------ Input for this task ------

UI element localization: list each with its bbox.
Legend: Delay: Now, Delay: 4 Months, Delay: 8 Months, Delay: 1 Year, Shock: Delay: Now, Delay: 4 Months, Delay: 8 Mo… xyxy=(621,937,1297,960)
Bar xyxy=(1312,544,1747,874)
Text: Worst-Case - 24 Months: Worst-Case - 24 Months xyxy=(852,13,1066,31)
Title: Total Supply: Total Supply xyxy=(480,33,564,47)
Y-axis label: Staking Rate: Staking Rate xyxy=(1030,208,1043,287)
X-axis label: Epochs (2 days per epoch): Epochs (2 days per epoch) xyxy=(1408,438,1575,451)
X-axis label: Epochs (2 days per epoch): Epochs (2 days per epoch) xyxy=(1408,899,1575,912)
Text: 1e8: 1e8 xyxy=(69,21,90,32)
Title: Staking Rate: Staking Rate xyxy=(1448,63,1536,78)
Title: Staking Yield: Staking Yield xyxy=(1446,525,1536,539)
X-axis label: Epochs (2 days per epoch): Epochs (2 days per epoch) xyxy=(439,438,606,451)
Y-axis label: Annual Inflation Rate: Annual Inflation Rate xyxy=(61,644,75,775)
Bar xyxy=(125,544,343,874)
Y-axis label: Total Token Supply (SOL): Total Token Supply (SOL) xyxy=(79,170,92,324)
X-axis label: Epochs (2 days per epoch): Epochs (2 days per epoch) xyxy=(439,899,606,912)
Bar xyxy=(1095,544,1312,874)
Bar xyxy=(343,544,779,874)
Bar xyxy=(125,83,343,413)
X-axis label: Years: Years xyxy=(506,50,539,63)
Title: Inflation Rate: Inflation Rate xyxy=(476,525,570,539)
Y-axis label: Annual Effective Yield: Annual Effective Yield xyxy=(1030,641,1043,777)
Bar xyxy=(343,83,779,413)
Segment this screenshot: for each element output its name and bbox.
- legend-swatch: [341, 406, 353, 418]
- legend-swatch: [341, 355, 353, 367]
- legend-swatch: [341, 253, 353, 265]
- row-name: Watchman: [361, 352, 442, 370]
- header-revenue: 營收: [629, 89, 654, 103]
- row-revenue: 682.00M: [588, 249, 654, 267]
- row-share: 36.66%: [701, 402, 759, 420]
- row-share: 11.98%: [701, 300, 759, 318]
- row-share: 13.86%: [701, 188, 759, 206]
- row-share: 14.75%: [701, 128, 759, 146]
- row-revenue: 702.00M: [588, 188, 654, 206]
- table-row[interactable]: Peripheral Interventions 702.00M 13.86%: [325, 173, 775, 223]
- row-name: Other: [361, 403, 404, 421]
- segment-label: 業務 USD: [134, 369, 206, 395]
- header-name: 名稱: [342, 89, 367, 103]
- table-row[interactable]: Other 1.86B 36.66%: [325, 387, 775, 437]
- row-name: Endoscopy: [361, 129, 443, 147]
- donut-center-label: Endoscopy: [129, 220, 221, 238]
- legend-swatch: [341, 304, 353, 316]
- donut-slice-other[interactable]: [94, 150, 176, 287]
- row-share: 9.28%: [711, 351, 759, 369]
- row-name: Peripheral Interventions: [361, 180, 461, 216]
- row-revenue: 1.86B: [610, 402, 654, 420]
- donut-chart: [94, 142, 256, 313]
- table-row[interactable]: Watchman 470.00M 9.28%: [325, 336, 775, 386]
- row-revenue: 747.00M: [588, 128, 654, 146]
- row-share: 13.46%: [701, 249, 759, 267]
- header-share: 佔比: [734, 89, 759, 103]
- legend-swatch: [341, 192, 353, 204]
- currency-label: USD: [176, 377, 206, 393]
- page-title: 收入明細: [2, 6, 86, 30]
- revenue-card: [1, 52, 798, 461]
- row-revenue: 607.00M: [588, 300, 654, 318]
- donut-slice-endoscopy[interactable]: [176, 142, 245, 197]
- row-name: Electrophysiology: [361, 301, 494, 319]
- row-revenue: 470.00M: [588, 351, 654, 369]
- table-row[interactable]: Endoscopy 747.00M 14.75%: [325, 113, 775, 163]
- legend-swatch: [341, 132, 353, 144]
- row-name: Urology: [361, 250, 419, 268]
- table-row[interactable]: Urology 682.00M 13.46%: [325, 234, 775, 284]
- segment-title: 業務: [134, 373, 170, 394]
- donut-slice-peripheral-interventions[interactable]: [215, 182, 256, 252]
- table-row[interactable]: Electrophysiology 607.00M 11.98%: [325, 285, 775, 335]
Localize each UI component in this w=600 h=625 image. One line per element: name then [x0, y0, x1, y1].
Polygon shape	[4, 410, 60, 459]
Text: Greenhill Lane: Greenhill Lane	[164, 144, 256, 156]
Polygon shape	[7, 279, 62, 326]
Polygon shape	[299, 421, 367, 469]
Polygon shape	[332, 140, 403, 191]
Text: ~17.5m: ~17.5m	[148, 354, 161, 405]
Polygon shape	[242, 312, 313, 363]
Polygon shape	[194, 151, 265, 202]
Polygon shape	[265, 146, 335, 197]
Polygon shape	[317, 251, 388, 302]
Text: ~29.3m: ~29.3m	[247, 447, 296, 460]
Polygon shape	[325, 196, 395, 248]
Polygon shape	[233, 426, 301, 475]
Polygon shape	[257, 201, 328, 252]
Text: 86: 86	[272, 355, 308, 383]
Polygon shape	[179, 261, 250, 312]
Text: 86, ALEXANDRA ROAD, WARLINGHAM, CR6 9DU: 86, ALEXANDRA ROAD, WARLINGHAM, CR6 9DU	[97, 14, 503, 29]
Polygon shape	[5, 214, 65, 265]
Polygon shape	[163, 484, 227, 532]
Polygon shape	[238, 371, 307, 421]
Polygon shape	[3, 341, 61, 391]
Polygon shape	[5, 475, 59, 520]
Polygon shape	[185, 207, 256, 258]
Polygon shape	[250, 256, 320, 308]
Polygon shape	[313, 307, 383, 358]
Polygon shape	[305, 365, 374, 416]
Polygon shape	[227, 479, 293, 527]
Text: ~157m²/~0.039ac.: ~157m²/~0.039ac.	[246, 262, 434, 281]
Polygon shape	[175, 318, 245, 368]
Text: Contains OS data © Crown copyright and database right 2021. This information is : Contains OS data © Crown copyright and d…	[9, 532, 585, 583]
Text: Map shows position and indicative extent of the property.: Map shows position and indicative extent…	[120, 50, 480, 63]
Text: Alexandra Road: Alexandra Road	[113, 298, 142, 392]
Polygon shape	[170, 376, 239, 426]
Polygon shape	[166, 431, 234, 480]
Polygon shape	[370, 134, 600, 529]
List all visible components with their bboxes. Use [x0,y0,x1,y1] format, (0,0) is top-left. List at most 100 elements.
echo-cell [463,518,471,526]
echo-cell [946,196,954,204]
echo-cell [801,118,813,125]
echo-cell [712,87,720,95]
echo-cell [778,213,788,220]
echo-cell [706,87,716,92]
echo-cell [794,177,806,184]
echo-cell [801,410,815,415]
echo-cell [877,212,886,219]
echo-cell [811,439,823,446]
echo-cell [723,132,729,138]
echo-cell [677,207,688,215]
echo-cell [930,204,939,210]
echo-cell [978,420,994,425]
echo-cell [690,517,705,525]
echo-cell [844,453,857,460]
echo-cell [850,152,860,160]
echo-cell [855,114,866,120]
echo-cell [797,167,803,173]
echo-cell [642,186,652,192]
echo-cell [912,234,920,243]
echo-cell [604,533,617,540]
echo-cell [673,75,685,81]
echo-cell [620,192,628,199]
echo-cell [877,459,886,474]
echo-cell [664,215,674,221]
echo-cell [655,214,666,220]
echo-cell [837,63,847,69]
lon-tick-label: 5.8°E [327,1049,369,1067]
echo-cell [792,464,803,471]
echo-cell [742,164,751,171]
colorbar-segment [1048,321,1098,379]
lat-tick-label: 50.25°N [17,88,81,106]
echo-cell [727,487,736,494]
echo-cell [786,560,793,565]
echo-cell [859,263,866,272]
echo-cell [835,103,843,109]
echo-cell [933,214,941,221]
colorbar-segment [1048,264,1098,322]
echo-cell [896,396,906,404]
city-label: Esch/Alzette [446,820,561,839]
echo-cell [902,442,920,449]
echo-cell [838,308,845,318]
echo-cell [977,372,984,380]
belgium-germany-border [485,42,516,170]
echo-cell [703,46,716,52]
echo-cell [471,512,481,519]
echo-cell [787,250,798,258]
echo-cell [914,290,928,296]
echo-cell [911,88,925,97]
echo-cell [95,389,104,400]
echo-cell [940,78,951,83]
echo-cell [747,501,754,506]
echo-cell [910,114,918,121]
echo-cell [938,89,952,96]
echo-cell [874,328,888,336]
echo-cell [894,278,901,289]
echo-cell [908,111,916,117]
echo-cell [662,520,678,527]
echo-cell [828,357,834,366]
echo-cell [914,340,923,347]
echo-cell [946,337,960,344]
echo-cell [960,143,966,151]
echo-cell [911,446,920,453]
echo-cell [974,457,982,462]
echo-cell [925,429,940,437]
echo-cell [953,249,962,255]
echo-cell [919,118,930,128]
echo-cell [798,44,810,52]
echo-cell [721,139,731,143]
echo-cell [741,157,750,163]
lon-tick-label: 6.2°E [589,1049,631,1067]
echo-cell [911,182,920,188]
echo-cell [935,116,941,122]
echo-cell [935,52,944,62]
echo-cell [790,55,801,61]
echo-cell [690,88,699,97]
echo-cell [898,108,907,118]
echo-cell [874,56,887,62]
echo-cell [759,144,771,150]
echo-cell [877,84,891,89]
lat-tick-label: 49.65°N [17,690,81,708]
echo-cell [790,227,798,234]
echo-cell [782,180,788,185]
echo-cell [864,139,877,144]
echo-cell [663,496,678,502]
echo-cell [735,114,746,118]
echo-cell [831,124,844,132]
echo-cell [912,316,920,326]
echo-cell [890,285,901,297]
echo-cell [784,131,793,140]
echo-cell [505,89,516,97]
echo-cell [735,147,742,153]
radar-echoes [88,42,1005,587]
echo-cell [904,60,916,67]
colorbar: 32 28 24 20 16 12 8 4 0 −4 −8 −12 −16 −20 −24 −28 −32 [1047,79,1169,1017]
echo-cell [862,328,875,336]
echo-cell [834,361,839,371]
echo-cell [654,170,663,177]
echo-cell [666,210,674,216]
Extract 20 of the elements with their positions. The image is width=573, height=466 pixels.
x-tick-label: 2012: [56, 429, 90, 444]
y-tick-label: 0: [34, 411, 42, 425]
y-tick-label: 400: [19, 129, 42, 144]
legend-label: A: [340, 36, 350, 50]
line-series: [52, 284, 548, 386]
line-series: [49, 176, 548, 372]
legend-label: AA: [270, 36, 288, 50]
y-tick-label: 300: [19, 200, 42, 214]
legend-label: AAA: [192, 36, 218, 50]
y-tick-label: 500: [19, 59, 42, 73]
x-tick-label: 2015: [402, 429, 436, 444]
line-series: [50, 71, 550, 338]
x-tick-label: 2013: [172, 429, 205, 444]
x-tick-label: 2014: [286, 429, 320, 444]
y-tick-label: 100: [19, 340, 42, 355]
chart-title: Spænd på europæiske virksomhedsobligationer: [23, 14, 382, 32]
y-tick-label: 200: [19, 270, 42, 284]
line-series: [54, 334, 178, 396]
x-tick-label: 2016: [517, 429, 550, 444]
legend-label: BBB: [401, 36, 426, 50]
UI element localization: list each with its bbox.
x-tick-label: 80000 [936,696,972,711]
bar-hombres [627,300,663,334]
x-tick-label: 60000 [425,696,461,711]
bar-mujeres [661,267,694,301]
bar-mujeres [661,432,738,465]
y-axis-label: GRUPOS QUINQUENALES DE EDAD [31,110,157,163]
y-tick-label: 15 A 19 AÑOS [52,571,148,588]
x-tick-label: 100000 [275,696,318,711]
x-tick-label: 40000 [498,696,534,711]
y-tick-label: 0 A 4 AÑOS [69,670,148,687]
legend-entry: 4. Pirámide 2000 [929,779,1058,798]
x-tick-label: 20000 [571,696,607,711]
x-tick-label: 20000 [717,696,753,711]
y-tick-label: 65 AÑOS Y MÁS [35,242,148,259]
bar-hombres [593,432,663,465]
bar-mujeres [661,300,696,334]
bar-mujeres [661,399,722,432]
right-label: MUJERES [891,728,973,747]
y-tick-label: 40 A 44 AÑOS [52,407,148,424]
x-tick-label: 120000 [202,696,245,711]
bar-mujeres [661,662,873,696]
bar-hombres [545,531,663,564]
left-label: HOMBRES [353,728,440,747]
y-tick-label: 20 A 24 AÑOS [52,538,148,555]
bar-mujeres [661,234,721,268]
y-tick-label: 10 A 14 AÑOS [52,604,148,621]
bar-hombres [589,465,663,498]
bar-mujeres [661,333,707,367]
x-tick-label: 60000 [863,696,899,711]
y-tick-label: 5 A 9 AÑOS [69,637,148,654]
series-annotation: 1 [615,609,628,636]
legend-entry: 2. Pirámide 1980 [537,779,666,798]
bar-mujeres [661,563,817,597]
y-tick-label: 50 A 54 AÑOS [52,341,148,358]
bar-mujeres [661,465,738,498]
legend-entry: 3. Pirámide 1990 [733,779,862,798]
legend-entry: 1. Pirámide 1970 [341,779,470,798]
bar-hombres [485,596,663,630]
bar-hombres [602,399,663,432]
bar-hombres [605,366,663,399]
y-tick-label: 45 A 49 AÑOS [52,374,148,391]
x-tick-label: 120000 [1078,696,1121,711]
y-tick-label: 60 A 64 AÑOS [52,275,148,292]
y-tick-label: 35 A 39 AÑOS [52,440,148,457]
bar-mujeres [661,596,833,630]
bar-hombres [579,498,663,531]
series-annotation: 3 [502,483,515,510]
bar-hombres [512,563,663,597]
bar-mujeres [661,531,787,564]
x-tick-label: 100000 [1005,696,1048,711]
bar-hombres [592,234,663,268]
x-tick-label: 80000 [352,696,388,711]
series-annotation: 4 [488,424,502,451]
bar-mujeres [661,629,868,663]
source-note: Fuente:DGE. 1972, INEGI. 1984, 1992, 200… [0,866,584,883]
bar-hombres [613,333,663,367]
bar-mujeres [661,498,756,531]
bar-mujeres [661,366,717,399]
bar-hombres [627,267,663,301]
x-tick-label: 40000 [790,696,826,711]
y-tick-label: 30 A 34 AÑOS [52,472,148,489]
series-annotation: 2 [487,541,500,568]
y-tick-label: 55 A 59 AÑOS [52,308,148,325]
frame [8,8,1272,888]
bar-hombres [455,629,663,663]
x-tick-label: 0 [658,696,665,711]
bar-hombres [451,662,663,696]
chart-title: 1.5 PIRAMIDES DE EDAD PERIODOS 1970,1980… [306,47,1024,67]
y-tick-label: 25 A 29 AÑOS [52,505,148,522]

------

What you are asked to do:
Write out the lines from the first line of the records through the line holding "Bar xyxy=(1312,544,1747,874)", inclusive, reproducing each one without change.

In response:
UI element localization: list each with its bbox.
Legend: Delay: Now, Delay: 4 Months, Delay: 8 Months, Delay: 1 Year, Shock: Delay: Now, Delay: 4 Months, Delay: 8 Mo… xyxy=(621,937,1297,960)
Bar xyxy=(1312,544,1747,874)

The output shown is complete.